REQUEST | Your job is to retype all of the data word for word, leaving every image out.

DATA SHOWN |

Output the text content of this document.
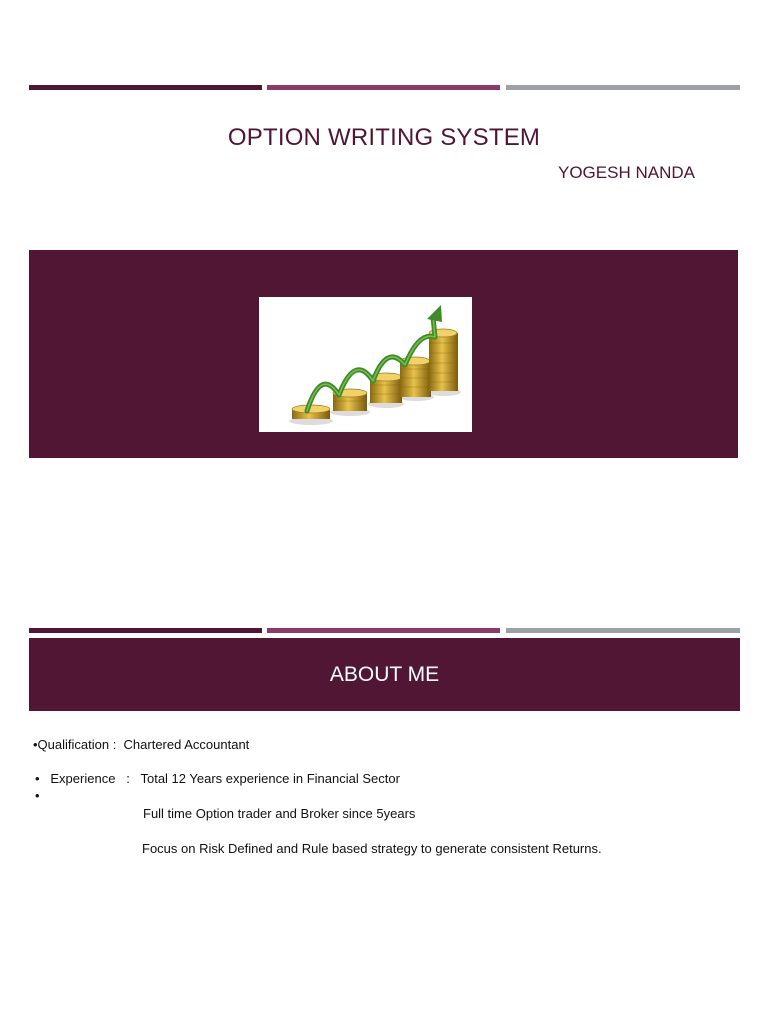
OPTION WRITING SYSTEM
YOGESH NANDA
ABOUT ME
•Qualification :  Chartered Accountant
•   Experience   :   Total 12 Years experience in Financial Sector
•
Full time Option trader and Broker since 5years
Focus on Risk Defined and Rule based strategy to generate consistent Returns.
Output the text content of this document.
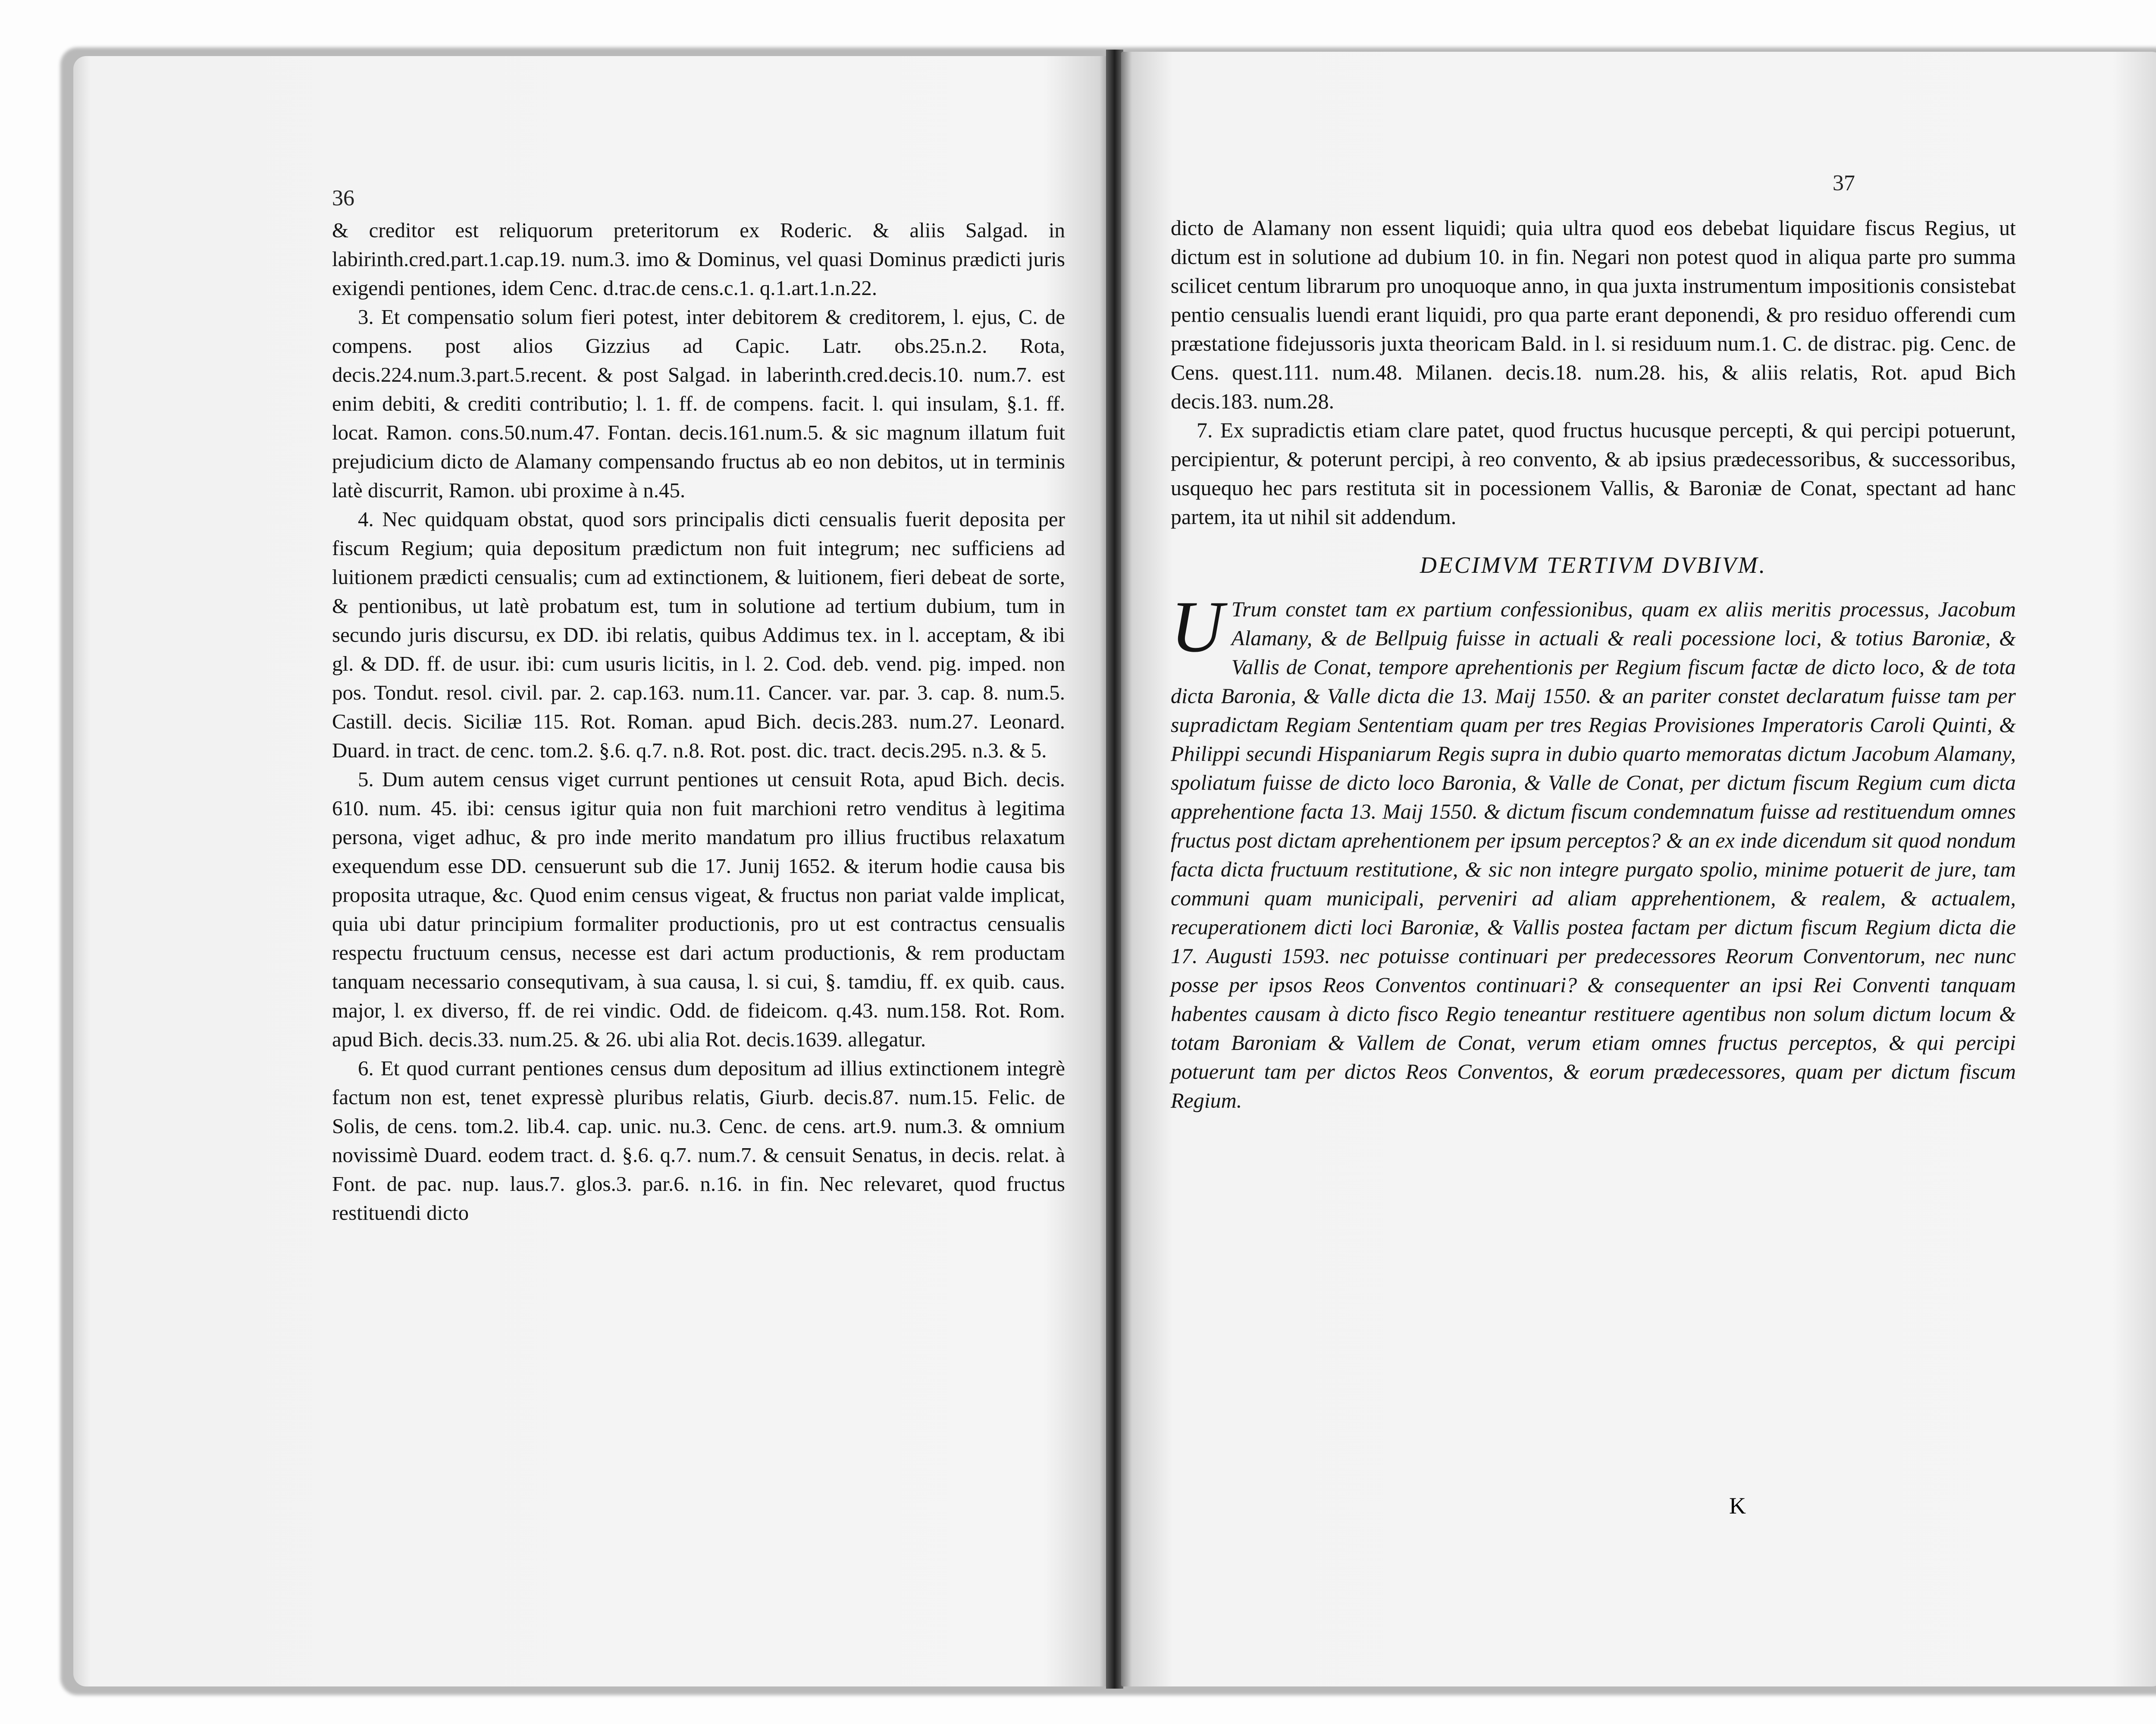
& creditor est reliquorum preteritorum ex Roderic. & aliis Salgad. in labirinth.cred.part.1.cap.19. num.3. imo & Dominus, vel quasi Dominus prædicti juris exigendi pentiones, idem Cenc. d.trac.de cens.c.1. q.1.art.1.n.22.

3. Et compensatio solum fieri potest, inter debitorem & creditorem, l. ejus, C. de compens. post alios Gizzius ad Capic. Latr. obs.25.n.2. Rota, decis.224.num.3.part.5.recent. & post Salgad. in laberinth.cred.decis.10. num.7. est enim debiti, & crediti contributio; l. 1. ff. de compens. facit. l. qui insulam, §.1. ff. locat. Ramon. cons.50.num.47. Fontan. decis.161.num.5. & sic magnum illatum fuit prejudicium dicto de Alamany compensando fructus ab eo non debitos, ut in terminis latè discurrit, Ramon. ubi proxime à n.45.

4. Nec quidquam obstat, quod sors principalis dicti censualis fuerit deposita per fiscum Regium; quia depositum prædictum non fuit integrum; nec sufficiens ad luitionem prædicti censualis; cum ad extinctionem, & luitionem, fieri debeat de sorte, & pentionibus, ut latè probatum est, tum in solutione ad tertium dubium, tum in secundo juris discursu, ex DD. ibi relatis, quibus Addimus tex. in l. acceptam, & ibi gl. & DD. ff. de usur. ibi: cum usuris licitis, in l. 2. Cod. deb. vend. pig. imped. non pos. Tondut. resol. civil. par. 2. cap.163. num.11. Cancer. var. par. 3. cap. 8. num.5. Castill. decis. Siciliæ 115. Rot. Roman. apud Bich. decis.283. num.27. Leonard. Duard. in tract. de cenc. tom.2. §.6. q.7. n.8. Rot. post. dic. tract. decis.295. n.3. & 5.

5. Dum autem census viget currunt pentiones ut censuit Rota, apud Bich. decis. 610. num. 45. ibi: census igitur quia non fuit marchioni retro venditus à legitima persona, viget adhuc, & pro inde merito mandatum pro illius fructibus relaxatum exequendum esse DD. censuerunt sub die 17. Junij 1652. & iterum hodie causa bis proposita utraque, &c. Quod enim census vigeat, & fructus non pariat valde implicat, quia ubi datur principium formaliter productionis, pro ut est contractus censualis respectu fructuum census, necesse est dari actum productionis, & rem productam tanquam necessario consequtivam, à sua causa, l. si cui, §. tamdiu, ff. ex quib. caus. major, l. ex diverso, ff. de rei vindic. Odd. de fideicom. q.43. num.158. Rot. Rom. apud Bich. decis.33. num.25. & 26. ubi alia Rot. decis.1639. allegatur.

6. Et quod currant pentiones census dum depositum ad illius extinctionem integrè factum non est, tenet expressè pluribus relatis, Giurb. decis.87. num.15. Felic. de Solis, de cens. tom.2. lib.4. cap. unic. nu.3. Cenc. de cens. art.9. num.3. & omnium novissimè Duard. eodem tract. d. §.6. q.7. num.7. & censuit Senatus, in decis. relat. à Font. de pac. nup. laus.7. glos.3. par.6. n.16. in fin. Nec relevaret, quod fructus restituendi dicto

36
37

dicto de Alamany non essent liquidi; quia ultra quod eos debebat liquidare fiscus Regius, ut dictum est in solutione ad dubium 10. in fin. Negari non potest quod in aliqua parte pro summa scilicet centum librarum pro unoquoque anno, in qua juxta instrumentum impositionis consistebat pentio censualis luendi erant liquidi, pro qua parte erant deponendi, & pro residuo offerendi cum præstatione fidejussoris juxta theoricam Bald. in l. si residuum num.1. C. de distrac. pig. Cenc. de Cens. quest.111. num.48. Milanen. decis.18. num.28. his, & aliis relatis, Rot. apud Bich decis.183. num.28.

7. Ex supradictis etiam clare patet, quod fructus hucusque percepti, & qui percipi potuerunt, percipientur, & poterunt percipi, à reo convento, & ab ipsius prædecessoribus, & successoribus, usquequo hec pars restituta sit in pocessionem Vallis, & Baroniæ de Conat, spectant ad hanc partem, ita ut nihil sit addendum.

DECIMVM TERTIVM DVBIVM.
U Trum constet tam ex partium confessionibus, quam ex aliis meritis processus, Jacobum Alamany, & de Bellpuig fuisse in actuali & reali pocessione loci, & totius Baroniæ, & Vallis de Conat, tempore aprehentionis per Regium fiscum factæ de dicto loco, & de tota dicta Baronia, & Valle dicta die 13. Maij 1550. & an pariter constet declaratum fuisse tam per supradictam Regiam Sententiam quam per tres Regias Provisiones Imperatoris Caroli Quinti, & Philippi secundi Hispaniarum Regis supra in dubio quarto memoratas dictum Jacobum Alamany, spoliatum fuisse de dicto loco Baronia, & Valle de Conat, per dictum fiscum Regium cum dicta apprehentione facta 13. Maij 1550. & dictum fiscum condemnatum fuisse ad restituendum omnes fructus post dictam aprehentionem per ipsum perceptos? & an ex inde dicendum sit quod nondum facta dicta fructuum restitutione, & sic non integre purgato spolio, minime potuerit de jure, tam communi quam municipali, perveniri ad aliam apprehentionem, & realem, & actualem, recuperationem dicti loci Baroniæ, & Vallis postea factam per dictum fiscum Regium dicta die 17. Augusti 1593. nec potuisse continuari per predecessores Reorum Conventorum, nec nunc posse per ipsos Reos Conventos continuari? & consequenter an ipsi Rei Conventi tanquam habentes causam à dicto fisco Regio teneantur restituere agentibus non solum dictum locum & totam Baroniam & Vallem de Conat, verum etiam omnes fructus perceptos, & qui percipi potuerunt tam per dictos Reos Conventos, & eorum prædecessores, quam per dictum fiscum Regium.
K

ANSWER TO THE EXERCISE |
Output the text content of this document.
OPTION WRITING SYSTEM
YOGESH NANDA
ABOUT ME
•Qualification :  Chartered Accountant
•   Experience   :   Total 12 Years experience in Financial Sector
•
Full time Option trader and Broker since 5years
Focus on Risk Defined and Rule based strategy to generate consistent Returns.
Output the text content of this document.
& creditor est reliquorum preteritorum ex Roderic. & aliis Salgad. in labirinth.cred.part.1.cap.19. num.3. imo & Dominus, vel quasi Dominus prædicti juris exigendi pentiones, idem Cenc. d.trac.de cens.c.1. q.1.art.1.n.22.

3. Et compensatio solum fieri potest, inter debitorem & creditorem, l. ejus, C. de compens. post alios Gizzius ad Capic. Latr. obs.25.n.2. Rota, decis.224.num.3.part.5.recent. & post Salgad. in laberinth.cred.decis.10. num.7. est enim debiti, & crediti contributio; l. 1. ff. de compens. facit. l. qui insulam, §.1. ff. locat. Ramon. cons.50.num.47. Fontan. decis.161.num.5. & sic magnum illatum fuit prejudicium dicto de Alamany compensando fructus ab eo non debitos, ut in terminis latè discurrit, Ramon. ubi proxime à n.45.

4. Nec quidquam obstat, quod sors principalis dicti censualis fuerit deposita per fiscum Regium; quia depositum prædictum non fuit integrum; nec sufficiens ad luitionem prædicti censualis; cum ad extinctionem, & luitionem, fieri debeat de sorte, & pentionibus, ut latè probatum est, tum in solutione ad tertium dubium, tum in secundo juris discursu, ex DD. ibi relatis, quibus Addimus tex. in l. acceptam, & ibi gl. & DD. ff. de usur. ibi: cum usuris licitis, in l. 2. Cod. deb. vend. pig. imped. non pos. Tondut. resol. civil. par. 2. cap.163. num.11. Cancer. var. par. 3. cap. 8. num.5. Castill. decis. Siciliæ 115. Rot. Roman. apud Bich. decis.283. num.27. Leonard. Duard. in tract. de cenc. tom.2. §.6. q.7. n.8. Rot. post. dic. tract. decis.295. n.3. & 5.

5. Dum autem census viget currunt pentiones ut censuit Rota, apud Bich. decis. 610. num. 45. ibi: census igitur quia non fuit marchioni retro venditus à legitima persona, viget adhuc, & pro inde merito mandatum pro illius fructibus relaxatum exequendum esse DD. censuerunt sub die 17. Junij 1652. & iterum hodie causa bis proposita utraque, &c. Quod enim census vigeat, & fructus non pariat valde implicat, quia ubi datur principium formaliter productionis, pro ut est contractus censualis respectu fructuum census, necesse est dari actum productionis, & rem productam tanquam necessario consequtivam, à sua causa, l. si cui, §. tamdiu, ff. ex quib. caus. major, l. ex diverso, ff. de rei vindic. Odd. de fideicom. q.43. num.158. Rot. Rom. apud Bich. decis.33. num.25. & 26. ubi alia Rot. decis.1639. allegatur.

6. Et quod currant pentiones census dum depositum ad illius extinctionem integrè factum non est, tenet expressè pluribus relatis, Giurb. decis.87. num.15. Felic. de Solis, de cens. tom.2. lib.4. cap. unic. nu.3. Cenc. de cens. art.9. num.3. & omnium novissimè Duard. eodem tract. d. §.6. q.7. num.7. & censuit Senatus, in decis. relat. à Font. de pac. nup. laus.7. glos.3. par.6. n.16. in fin. Nec relevaret, quod fructus restituendi dicto

36
37

dicto de Alamany non essent liquidi; quia ultra quod eos debebat liquidare fiscus Regius, ut dictum est in solutione ad dubium 10. in fin. Negari non potest quod in aliqua parte pro summa scilicet centum librarum pro unoquoque anno, in qua juxta instrumentum impositionis consistebat pentio censualis luendi erant liquidi, pro qua parte erant deponendi, & pro residuo offerendi cum præstatione fidejussoris juxta theoricam Bald. in l. si residuum num.1. C. de distrac. pig. Cenc. de Cens. quest.111. num.48. Milanen. decis.18. num.28. his, & aliis relatis, Rot. apud Bich decis.183. num.28.

7. Ex supradictis etiam clare patet, quod fructus hucusque percepti, & qui percipi potuerunt, percipientur, & poterunt percipi, à reo convento, & ab ipsius prædecessoribus, & successoribus, usquequo hec pars restituta sit in pocessionem Vallis, & Baroniæ de Conat, spectant ad hanc partem, ita ut nihil sit addendum.

DECIMVM TERTIVM DVBIVM.
U Trum constet tam ex partium confessionibus, quam ex aliis meritis processus, Jacobum Alamany, & de Bellpuig fuisse in actuali & reali pocessione loci, & totius Baroniæ, & Vallis de Conat, tempore aprehentionis per Regium fiscum factæ de dicto loco, & de tota dicta Baronia, & Valle dicta die 13. Maij 1550. & an pariter constet declaratum fuisse tam per supradictam Regiam Sententiam quam per tres Regias Provisiones Imperatoris Caroli Quinti, & Philippi secundi Hispaniarum Regis supra in dubio quarto memoratas dictum Jacobum Alamany, spoliatum fuisse de dicto loco Baronia, & Valle de Conat, per dictum fiscum Regium cum dicta apprehentione facta 13. Maij 1550. & dictum fiscum condemnatum fuisse ad restituendum omnes fructus post dictam aprehentionem per ipsum perceptos? & an ex inde dicendum sit quod nondum facta dicta fructuum restitutione, & sic non integre purgato spolio, minime potuerit de jure, tam communi quam municipali, perveniri ad aliam apprehentionem, & realem, & actualem, recuperationem dicti loci Baroniæ, & Vallis postea factam per dictum fiscum Regium dicta die 17. Augusti 1593. nec potuisse continuari per predecessores Reorum Conventorum, nec nunc posse per ipsos Reos Conventos continuari? & consequenter an ipsi Rei Conventi tanquam habentes causam à dicto fisco Regio teneantur restituere agentibus non solum dictum locum & totam Baroniam & Vallem de Conat, verum etiam omnes fructus perceptos, & qui percipi potuerunt tam per dictos Reos Conventos, & eorum prædecessores, quam per dictum fiscum Regium.
K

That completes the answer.